Count the lines below that contain the word "content" and give only that number.

— BEGIN Input —

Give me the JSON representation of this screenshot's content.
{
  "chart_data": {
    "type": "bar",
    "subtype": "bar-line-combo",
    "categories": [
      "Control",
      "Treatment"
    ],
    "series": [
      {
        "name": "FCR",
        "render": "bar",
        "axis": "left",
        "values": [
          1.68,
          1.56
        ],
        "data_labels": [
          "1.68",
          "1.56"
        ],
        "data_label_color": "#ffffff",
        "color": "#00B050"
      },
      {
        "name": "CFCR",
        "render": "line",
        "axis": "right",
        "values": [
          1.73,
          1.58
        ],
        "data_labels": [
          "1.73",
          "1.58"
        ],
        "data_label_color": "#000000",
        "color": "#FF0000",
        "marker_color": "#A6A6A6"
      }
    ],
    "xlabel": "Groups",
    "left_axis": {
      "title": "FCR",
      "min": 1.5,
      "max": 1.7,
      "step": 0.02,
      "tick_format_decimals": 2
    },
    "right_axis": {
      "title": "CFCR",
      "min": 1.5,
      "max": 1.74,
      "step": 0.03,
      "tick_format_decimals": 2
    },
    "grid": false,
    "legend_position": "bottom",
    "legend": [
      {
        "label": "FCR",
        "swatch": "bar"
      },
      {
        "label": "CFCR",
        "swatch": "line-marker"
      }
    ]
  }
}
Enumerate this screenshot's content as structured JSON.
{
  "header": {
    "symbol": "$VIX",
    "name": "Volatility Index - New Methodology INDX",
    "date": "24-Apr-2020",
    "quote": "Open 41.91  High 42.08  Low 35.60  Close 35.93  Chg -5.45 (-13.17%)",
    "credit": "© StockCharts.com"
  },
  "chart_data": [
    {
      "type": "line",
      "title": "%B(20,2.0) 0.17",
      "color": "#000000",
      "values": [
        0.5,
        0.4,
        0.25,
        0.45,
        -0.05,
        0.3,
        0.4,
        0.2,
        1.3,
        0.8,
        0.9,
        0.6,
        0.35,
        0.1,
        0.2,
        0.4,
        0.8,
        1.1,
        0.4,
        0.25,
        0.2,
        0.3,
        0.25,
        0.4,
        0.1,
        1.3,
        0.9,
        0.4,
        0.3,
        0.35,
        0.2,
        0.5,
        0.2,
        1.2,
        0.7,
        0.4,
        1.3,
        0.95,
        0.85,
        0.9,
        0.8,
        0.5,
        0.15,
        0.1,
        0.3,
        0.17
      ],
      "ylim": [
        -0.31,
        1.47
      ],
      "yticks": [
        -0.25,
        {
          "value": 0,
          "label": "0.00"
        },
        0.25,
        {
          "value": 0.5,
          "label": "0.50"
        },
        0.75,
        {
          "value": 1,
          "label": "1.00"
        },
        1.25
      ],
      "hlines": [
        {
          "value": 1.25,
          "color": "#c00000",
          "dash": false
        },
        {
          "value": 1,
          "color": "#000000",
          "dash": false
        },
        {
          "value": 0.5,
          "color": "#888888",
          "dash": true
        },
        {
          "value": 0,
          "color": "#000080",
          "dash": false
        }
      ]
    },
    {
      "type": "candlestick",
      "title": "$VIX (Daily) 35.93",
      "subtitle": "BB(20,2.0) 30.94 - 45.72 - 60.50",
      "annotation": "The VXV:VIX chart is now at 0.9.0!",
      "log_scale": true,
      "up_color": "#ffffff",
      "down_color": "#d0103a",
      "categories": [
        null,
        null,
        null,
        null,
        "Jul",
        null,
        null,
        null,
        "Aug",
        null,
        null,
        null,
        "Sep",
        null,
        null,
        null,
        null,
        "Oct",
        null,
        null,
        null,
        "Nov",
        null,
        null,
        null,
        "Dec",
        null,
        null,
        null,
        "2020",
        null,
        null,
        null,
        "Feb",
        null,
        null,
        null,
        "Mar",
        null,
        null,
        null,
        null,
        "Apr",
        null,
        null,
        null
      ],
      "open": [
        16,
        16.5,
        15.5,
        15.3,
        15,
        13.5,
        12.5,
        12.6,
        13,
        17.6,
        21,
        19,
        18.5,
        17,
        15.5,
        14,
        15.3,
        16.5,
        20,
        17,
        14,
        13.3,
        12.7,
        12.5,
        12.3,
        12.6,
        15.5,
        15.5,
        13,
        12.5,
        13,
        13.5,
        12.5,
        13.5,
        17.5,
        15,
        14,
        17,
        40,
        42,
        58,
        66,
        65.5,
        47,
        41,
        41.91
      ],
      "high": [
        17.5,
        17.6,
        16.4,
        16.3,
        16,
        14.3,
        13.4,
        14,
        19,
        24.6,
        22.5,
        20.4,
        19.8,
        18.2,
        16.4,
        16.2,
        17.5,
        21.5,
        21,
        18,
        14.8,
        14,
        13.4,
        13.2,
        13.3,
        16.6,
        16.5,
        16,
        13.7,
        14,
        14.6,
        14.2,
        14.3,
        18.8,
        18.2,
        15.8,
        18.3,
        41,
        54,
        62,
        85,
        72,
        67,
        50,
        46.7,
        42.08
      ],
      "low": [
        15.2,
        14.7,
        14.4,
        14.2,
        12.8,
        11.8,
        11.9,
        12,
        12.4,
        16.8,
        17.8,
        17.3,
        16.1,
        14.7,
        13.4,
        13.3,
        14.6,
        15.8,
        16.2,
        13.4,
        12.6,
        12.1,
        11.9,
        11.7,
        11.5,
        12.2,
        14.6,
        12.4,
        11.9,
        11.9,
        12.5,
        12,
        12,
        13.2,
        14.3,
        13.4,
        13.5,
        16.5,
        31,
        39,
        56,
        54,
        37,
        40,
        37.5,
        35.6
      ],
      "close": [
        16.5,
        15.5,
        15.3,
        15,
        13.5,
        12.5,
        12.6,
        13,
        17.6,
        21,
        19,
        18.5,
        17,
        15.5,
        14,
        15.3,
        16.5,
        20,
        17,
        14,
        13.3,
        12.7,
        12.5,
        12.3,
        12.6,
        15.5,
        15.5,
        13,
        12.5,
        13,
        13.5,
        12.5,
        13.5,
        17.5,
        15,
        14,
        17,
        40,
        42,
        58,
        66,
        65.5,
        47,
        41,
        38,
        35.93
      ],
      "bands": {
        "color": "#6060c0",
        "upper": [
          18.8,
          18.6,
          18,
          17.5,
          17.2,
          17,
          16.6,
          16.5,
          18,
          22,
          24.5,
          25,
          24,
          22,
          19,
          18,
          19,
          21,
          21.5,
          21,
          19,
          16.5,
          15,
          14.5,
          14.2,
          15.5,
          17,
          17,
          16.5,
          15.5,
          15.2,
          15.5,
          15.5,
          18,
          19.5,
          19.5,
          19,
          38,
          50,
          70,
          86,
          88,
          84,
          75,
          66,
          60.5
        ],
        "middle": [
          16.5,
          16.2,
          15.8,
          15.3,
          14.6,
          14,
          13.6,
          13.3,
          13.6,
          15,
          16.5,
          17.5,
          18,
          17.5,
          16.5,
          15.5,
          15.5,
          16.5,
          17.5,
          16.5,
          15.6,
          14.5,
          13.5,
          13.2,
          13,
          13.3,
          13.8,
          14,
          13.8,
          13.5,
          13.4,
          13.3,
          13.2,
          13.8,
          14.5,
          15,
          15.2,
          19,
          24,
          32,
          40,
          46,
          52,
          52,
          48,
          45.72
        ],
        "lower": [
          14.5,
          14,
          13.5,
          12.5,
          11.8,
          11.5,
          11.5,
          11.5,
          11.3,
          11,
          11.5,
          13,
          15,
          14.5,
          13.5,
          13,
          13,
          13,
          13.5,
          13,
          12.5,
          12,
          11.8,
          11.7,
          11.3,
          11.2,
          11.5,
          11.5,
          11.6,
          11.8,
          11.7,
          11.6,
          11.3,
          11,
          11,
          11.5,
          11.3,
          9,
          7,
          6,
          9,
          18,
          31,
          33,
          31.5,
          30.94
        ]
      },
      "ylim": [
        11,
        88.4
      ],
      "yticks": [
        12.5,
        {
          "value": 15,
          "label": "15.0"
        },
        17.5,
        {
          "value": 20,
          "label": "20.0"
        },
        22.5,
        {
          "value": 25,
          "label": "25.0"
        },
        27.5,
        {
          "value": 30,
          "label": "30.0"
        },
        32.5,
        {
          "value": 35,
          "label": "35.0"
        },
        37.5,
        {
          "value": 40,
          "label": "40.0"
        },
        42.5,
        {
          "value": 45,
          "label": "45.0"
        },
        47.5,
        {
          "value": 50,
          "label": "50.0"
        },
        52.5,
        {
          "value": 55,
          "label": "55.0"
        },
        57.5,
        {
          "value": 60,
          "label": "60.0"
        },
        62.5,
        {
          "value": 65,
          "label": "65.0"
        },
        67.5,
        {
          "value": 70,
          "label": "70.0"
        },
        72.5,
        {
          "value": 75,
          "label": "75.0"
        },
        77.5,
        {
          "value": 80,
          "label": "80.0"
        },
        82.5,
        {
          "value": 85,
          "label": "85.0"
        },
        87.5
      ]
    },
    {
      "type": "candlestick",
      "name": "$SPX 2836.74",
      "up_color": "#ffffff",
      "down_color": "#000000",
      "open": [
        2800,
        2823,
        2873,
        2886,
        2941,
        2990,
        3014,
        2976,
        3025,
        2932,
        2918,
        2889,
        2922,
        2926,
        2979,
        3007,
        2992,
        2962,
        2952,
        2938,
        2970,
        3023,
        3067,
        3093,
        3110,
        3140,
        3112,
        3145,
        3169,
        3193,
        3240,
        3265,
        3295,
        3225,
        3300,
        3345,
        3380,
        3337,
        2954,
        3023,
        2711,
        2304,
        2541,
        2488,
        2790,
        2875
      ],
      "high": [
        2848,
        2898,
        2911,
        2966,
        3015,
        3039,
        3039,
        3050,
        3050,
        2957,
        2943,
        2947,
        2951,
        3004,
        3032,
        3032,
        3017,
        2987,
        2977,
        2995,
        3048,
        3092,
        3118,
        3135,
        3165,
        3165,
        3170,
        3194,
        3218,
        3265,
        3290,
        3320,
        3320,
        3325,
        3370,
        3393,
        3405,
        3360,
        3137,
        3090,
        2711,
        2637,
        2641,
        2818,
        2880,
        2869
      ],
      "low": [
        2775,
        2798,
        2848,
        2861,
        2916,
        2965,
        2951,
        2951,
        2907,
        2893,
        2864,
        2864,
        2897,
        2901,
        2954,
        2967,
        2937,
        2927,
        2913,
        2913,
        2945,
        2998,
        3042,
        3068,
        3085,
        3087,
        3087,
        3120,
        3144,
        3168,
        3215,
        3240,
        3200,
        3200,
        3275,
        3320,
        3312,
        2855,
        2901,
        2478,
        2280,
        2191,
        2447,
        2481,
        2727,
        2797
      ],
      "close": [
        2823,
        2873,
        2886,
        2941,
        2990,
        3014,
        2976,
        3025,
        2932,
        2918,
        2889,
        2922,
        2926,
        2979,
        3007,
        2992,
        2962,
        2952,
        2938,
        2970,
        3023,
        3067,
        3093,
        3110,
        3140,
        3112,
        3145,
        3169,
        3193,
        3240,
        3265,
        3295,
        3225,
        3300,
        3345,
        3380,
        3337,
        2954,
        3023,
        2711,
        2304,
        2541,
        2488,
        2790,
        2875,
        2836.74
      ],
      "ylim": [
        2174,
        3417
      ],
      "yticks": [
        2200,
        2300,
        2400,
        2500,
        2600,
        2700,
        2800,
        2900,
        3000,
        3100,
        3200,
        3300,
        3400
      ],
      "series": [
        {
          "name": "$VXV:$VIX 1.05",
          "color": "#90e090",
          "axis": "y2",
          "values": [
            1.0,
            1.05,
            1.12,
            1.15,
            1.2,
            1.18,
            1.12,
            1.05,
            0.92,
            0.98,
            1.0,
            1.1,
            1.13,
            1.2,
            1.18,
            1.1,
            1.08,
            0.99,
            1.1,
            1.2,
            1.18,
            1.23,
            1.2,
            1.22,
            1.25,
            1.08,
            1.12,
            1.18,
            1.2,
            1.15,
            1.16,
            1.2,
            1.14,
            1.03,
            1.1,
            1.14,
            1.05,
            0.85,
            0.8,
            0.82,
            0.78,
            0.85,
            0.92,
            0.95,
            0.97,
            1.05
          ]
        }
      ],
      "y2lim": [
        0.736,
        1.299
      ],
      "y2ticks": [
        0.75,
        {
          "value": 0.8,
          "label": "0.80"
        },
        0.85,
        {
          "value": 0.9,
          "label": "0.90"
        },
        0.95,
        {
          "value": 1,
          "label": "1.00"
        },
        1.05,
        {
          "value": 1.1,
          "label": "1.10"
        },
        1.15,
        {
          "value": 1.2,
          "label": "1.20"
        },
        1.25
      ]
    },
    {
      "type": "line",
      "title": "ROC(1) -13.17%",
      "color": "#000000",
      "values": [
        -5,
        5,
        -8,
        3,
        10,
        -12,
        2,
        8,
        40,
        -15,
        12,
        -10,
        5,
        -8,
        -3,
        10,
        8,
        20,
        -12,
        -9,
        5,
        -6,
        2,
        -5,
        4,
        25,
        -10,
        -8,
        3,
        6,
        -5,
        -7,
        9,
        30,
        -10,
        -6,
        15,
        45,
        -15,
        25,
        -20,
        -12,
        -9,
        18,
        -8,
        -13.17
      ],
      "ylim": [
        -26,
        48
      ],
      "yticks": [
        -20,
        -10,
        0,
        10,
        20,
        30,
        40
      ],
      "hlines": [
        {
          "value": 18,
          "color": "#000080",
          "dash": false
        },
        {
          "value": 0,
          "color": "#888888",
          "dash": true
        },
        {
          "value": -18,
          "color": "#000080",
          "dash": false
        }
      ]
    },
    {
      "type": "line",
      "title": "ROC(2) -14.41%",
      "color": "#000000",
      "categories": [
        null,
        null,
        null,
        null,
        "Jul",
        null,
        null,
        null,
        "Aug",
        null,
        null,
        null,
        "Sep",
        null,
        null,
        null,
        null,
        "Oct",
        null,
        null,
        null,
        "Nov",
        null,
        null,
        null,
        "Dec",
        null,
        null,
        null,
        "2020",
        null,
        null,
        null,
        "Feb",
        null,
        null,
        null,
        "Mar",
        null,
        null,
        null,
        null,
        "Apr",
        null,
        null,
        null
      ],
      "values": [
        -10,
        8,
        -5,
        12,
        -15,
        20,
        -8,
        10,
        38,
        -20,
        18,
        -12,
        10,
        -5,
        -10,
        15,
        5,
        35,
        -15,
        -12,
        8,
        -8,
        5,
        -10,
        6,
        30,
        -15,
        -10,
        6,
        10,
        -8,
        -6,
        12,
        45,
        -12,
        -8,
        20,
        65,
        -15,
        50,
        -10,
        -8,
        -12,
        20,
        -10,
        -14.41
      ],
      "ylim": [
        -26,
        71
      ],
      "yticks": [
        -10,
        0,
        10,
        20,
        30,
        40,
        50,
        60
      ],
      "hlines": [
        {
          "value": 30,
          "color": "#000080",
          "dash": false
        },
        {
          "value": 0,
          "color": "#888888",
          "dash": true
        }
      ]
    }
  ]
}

— END Input —

Task solution: 2